▸ THE EXERCISE:
Copy all lines below containing "Size".

▸ DATA FOR THIS EXERCISE:

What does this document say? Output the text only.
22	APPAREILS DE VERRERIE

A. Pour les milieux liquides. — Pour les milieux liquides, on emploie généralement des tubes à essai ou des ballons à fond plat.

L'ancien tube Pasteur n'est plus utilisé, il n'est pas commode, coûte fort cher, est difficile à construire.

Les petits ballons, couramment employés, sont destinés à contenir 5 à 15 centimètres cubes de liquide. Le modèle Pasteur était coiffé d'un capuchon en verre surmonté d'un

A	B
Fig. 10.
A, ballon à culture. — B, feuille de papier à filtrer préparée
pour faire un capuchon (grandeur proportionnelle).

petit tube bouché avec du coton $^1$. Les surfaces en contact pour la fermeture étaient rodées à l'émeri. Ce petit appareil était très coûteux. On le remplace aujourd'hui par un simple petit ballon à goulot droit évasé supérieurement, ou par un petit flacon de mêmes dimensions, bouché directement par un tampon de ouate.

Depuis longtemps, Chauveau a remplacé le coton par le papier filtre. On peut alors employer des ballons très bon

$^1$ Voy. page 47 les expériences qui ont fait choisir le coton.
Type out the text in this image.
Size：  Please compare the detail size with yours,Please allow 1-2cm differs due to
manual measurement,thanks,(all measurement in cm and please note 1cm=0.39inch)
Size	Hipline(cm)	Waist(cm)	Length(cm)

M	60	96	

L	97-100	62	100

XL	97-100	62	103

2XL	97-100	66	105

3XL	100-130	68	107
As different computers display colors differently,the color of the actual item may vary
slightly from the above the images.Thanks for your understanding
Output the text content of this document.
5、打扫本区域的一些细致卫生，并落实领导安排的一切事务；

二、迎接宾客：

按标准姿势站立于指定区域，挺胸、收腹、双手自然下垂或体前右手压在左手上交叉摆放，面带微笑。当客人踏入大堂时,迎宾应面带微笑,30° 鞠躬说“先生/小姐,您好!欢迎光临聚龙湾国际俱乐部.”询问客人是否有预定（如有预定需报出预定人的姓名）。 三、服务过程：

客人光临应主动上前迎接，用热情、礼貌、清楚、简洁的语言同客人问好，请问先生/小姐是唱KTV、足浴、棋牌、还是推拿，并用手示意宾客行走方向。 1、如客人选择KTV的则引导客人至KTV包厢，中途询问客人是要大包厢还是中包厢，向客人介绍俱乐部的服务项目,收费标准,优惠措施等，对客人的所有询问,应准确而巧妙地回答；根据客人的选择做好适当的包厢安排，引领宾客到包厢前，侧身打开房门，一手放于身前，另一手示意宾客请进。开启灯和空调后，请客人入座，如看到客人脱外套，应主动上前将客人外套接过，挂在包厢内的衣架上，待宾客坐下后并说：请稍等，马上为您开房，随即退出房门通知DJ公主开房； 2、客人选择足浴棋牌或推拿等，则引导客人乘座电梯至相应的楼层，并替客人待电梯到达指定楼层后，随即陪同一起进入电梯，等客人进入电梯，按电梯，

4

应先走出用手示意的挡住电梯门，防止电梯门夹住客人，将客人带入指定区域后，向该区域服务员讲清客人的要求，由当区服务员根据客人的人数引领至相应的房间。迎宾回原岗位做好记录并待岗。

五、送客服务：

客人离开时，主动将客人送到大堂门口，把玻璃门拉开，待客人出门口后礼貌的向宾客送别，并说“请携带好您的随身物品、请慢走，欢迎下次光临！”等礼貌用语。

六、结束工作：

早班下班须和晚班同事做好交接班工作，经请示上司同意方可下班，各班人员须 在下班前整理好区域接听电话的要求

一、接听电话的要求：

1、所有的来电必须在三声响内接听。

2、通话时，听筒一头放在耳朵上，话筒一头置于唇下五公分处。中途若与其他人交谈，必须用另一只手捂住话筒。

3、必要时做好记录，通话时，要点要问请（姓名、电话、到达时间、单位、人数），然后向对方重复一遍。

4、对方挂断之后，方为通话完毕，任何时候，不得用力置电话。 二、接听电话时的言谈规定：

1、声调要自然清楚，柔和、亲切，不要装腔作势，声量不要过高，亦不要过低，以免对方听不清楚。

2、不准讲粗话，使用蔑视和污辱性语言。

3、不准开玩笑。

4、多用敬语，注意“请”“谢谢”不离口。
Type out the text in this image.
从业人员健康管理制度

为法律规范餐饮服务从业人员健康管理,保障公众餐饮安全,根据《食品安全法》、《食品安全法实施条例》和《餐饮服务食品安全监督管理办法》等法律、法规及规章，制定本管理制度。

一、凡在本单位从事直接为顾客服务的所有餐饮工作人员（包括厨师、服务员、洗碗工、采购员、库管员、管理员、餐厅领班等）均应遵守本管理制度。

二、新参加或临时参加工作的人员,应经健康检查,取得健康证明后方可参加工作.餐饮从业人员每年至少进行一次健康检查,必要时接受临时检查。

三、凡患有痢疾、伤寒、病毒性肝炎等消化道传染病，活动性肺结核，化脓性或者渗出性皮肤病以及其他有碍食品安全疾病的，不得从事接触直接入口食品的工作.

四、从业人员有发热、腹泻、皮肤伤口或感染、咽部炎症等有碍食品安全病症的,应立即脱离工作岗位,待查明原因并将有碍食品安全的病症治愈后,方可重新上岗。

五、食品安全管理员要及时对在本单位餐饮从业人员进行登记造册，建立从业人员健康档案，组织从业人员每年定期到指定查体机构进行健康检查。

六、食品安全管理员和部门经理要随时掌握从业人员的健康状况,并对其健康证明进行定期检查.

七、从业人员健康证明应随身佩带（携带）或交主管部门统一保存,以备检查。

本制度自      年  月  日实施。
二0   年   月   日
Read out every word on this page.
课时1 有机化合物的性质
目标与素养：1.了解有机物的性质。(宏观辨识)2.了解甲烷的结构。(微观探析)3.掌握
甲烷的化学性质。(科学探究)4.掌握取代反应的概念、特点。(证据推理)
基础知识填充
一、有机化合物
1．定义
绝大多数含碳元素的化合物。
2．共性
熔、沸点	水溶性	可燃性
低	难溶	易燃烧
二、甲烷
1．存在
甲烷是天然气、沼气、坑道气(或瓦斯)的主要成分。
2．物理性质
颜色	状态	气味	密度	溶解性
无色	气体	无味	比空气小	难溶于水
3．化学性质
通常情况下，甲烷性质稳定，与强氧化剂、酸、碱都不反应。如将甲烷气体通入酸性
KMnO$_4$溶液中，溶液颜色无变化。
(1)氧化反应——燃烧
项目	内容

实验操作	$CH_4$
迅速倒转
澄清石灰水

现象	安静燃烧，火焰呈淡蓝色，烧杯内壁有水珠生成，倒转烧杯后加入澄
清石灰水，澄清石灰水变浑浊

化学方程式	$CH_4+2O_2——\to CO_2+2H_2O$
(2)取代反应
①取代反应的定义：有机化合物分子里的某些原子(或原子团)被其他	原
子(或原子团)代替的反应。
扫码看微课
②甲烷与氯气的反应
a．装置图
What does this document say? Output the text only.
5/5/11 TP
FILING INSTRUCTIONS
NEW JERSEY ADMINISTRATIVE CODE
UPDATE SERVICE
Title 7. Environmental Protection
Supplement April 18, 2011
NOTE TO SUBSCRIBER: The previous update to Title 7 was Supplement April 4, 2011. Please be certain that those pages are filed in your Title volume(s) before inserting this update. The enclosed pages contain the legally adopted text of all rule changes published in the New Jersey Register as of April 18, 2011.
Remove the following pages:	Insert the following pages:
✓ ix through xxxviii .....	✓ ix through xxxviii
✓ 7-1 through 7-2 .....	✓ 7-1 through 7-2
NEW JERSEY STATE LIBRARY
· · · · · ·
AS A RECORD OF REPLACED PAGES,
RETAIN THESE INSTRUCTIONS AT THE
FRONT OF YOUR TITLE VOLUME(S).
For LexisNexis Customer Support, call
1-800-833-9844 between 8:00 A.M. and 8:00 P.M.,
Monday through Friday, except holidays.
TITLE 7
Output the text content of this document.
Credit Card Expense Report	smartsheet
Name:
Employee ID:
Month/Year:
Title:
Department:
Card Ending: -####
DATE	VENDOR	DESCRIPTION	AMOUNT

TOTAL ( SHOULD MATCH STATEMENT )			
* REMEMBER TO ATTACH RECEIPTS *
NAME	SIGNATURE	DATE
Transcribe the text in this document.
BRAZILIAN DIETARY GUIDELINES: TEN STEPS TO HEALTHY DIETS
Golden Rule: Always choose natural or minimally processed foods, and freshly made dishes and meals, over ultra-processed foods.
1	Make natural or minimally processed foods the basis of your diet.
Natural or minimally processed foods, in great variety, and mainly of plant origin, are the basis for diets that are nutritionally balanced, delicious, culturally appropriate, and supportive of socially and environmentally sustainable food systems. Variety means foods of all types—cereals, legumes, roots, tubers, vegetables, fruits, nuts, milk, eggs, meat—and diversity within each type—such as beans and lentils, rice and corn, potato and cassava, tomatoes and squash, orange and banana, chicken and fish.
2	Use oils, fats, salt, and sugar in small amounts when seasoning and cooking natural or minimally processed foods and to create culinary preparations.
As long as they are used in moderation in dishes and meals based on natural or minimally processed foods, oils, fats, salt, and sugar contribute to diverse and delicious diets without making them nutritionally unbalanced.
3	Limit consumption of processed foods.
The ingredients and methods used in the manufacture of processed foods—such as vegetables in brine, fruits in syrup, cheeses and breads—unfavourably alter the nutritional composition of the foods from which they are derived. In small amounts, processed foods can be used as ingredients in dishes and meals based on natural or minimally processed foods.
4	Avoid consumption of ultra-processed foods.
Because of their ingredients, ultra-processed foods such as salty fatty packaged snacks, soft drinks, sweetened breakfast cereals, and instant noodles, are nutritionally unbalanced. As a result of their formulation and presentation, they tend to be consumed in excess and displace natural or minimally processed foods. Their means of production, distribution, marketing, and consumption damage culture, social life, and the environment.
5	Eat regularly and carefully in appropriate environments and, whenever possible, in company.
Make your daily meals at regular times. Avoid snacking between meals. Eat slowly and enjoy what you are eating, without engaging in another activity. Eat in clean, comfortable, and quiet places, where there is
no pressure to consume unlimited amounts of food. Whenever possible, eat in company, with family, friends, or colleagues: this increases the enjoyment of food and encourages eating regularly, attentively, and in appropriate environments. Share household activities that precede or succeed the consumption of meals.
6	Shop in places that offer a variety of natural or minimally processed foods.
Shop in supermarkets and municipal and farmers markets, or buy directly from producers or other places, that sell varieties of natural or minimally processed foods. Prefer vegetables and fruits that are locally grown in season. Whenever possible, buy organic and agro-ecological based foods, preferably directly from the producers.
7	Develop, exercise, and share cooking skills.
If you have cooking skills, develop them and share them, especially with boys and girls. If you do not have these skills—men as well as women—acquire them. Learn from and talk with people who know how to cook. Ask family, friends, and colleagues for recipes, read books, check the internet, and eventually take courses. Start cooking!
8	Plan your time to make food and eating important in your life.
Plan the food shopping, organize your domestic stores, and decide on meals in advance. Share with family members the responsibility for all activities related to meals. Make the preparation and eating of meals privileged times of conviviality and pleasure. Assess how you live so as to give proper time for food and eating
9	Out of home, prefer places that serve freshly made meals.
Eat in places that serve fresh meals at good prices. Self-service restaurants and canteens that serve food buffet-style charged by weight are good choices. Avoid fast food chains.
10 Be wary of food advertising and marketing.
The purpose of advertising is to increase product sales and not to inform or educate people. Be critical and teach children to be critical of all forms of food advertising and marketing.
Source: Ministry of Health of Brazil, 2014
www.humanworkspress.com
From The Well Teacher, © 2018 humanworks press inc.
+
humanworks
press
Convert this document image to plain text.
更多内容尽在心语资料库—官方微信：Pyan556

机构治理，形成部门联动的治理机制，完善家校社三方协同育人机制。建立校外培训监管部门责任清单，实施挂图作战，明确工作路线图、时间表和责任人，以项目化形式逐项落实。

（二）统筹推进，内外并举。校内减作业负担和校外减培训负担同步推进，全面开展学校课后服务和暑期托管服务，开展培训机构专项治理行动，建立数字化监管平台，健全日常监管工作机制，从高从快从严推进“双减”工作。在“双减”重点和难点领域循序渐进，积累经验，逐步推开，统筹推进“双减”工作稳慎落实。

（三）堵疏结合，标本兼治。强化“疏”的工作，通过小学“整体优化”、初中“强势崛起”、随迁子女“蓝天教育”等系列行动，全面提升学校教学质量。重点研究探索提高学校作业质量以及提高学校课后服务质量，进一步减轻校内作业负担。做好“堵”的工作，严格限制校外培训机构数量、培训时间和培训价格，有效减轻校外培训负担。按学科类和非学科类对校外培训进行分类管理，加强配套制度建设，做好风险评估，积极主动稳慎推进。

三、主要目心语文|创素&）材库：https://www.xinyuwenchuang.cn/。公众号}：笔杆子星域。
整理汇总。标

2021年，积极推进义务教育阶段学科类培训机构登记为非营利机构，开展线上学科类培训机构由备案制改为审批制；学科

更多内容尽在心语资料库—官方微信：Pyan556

▸ FULL OUTPUT:
Size：  Please compare the detail size with yours,Please allow 1-2cm differs due to
Size	Hipline(cm)	Waist(cm)	Length(cm)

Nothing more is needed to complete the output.